**To be done:** Pull out every line of the listing below where "adic" appears.

**Supplied records:**
==========

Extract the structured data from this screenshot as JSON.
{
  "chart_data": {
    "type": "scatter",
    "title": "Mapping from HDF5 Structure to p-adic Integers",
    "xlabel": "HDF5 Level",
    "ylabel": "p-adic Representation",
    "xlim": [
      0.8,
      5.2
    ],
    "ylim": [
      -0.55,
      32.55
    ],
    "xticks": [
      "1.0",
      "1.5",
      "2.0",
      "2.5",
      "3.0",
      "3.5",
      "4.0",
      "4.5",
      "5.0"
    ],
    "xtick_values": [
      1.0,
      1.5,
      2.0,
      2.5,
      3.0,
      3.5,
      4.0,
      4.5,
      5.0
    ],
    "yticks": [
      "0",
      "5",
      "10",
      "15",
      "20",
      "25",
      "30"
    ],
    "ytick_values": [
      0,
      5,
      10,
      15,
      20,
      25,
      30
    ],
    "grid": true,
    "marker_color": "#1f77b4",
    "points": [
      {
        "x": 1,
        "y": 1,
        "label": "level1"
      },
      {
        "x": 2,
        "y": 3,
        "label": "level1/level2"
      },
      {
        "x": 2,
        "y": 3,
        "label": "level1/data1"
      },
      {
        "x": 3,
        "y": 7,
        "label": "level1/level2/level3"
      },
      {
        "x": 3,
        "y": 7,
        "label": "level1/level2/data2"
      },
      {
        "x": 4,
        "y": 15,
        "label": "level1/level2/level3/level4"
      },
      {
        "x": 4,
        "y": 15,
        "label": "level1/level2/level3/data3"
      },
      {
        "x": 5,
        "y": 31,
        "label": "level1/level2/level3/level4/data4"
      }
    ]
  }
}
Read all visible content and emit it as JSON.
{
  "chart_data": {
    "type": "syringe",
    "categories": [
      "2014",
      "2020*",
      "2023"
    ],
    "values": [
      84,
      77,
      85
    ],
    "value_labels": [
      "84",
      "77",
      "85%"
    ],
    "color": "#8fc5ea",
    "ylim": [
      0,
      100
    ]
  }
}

==========

**Answer to the task:**
    "title": "Mapping from HDF5 Structure to p-adic Integers",
    "ylabel": "p-adic Representation",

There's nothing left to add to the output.